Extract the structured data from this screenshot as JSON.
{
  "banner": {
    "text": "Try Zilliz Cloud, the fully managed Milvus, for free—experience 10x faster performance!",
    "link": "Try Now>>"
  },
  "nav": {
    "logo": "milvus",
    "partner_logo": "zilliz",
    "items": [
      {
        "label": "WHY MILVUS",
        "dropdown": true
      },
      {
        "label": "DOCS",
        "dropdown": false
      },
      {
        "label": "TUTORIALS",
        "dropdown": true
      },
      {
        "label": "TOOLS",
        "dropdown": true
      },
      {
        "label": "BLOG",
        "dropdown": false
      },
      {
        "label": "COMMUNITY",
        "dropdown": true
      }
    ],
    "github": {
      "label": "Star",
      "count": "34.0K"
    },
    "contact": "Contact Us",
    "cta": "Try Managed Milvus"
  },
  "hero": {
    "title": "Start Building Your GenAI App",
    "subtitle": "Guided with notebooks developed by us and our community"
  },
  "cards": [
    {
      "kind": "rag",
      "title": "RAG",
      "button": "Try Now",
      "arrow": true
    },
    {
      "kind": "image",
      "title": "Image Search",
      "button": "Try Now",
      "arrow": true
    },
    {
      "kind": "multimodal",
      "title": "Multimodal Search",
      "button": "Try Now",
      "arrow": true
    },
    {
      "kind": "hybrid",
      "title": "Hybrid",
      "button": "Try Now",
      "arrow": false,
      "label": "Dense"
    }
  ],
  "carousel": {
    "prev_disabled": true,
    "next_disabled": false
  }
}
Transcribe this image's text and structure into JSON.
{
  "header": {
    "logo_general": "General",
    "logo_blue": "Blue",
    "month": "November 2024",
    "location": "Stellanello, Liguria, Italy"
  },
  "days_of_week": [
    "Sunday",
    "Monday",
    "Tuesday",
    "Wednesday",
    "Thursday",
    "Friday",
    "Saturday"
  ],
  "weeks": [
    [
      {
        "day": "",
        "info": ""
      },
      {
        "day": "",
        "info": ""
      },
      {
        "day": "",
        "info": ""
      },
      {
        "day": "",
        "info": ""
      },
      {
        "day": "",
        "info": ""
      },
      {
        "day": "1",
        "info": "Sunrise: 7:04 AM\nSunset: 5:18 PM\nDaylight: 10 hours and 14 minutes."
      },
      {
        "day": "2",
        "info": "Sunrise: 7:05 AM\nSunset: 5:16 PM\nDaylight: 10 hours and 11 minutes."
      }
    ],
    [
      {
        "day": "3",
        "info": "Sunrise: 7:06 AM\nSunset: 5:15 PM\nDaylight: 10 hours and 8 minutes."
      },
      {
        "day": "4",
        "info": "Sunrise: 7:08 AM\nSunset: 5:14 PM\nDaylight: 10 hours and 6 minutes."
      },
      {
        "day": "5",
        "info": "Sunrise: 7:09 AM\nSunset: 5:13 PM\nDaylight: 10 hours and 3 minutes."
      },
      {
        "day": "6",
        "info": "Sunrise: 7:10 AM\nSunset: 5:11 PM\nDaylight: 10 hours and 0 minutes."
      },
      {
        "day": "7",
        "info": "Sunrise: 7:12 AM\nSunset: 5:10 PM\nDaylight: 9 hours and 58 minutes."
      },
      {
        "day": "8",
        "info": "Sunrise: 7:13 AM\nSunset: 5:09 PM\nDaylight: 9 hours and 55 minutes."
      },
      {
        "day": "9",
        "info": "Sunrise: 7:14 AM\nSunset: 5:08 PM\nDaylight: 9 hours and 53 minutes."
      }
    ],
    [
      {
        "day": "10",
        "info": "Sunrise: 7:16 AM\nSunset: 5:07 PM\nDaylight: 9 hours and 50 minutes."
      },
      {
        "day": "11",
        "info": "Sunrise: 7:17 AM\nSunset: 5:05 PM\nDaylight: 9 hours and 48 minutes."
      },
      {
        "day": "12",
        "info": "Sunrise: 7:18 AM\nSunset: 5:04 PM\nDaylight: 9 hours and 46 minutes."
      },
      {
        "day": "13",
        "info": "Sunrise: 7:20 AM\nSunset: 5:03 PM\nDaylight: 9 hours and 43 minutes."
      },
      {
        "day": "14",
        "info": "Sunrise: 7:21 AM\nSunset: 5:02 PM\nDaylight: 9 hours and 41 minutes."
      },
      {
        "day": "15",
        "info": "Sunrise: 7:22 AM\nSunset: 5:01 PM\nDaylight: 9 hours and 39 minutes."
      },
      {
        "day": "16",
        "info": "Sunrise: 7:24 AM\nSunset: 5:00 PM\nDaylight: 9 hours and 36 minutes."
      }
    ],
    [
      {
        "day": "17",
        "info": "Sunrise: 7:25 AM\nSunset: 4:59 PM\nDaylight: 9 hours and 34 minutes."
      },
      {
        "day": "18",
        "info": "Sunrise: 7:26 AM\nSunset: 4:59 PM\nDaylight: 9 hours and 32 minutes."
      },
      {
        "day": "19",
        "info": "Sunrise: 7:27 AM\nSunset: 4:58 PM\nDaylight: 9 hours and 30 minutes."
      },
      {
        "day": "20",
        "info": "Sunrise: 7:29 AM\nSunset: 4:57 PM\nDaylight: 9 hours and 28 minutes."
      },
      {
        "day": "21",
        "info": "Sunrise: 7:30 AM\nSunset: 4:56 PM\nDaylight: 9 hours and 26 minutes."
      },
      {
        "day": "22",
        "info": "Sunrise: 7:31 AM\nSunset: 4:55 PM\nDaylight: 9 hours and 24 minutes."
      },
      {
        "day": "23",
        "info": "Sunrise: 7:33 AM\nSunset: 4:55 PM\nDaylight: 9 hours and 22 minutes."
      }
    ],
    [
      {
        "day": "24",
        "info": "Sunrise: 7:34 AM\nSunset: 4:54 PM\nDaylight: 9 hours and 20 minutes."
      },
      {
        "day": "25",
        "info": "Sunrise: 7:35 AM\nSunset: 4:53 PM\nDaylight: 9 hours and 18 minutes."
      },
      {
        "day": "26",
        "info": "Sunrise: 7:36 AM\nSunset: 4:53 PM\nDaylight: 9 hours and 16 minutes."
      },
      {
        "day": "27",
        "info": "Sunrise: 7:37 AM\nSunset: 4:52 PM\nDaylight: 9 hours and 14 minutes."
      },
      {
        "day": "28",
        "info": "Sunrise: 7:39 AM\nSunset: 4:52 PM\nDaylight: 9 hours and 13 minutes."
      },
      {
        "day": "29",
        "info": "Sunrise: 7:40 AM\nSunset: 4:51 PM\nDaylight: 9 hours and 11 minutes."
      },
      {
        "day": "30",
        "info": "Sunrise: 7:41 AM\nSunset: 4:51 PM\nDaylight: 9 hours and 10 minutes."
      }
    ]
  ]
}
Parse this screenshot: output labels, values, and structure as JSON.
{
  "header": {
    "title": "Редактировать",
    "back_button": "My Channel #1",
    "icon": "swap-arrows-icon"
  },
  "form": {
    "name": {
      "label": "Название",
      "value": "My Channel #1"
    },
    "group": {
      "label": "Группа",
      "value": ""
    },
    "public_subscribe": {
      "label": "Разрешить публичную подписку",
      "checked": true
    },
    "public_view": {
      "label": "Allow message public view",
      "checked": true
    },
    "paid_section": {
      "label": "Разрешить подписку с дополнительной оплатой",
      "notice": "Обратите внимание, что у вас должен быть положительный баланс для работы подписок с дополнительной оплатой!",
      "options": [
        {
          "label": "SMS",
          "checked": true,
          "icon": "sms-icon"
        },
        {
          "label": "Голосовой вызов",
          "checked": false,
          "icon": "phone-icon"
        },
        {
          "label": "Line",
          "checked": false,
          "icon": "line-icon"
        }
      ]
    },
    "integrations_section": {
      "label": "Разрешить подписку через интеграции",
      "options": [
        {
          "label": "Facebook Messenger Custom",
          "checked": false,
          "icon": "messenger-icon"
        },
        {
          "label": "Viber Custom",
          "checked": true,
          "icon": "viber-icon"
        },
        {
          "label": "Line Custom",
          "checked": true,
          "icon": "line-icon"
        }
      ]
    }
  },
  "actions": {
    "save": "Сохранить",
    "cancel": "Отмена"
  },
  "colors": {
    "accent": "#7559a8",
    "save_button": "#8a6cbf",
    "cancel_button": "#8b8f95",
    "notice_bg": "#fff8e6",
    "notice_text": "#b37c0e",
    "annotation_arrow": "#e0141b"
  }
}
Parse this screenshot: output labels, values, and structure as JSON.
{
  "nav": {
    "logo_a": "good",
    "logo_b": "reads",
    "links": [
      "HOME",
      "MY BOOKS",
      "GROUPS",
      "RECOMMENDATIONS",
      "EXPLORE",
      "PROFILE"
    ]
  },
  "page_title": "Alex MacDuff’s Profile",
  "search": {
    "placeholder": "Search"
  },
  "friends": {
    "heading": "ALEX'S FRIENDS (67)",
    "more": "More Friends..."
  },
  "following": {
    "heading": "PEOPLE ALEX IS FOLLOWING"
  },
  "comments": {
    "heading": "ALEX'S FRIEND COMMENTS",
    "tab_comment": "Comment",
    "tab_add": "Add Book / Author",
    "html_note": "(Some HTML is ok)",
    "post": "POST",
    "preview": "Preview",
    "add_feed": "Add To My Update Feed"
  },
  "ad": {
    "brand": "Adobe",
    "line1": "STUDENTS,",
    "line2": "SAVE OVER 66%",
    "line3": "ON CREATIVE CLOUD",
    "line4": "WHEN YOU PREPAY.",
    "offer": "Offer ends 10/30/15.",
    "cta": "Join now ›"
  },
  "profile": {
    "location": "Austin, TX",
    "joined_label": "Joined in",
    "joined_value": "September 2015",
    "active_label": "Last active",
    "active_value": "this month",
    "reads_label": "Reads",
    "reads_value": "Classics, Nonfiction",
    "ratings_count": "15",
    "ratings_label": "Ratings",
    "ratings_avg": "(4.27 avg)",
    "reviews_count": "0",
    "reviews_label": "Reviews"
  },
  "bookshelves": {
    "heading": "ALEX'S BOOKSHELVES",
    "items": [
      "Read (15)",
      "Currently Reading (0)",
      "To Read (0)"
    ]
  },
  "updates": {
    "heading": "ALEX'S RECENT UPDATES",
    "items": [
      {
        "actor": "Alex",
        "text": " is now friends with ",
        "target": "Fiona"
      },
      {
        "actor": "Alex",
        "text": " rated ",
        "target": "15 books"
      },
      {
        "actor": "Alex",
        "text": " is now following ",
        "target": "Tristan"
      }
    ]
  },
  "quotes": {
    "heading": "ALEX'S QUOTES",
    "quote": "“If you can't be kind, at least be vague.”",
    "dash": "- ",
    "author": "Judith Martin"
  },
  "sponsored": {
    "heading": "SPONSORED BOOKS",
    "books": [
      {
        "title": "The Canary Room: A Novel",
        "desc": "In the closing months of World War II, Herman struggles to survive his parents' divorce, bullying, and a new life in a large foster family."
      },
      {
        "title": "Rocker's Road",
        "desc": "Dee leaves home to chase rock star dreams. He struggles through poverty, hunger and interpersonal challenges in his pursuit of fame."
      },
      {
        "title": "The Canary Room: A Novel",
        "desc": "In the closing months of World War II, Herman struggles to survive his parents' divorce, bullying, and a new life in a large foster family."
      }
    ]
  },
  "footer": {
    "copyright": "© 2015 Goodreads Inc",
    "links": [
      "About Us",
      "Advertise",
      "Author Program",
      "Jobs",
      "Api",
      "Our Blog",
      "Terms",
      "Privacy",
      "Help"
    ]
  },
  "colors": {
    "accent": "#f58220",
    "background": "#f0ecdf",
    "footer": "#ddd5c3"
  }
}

+===+

> Exercise directions
Lines containing the word "this" are to be counted in the listing; state their number alone.

> Task response
5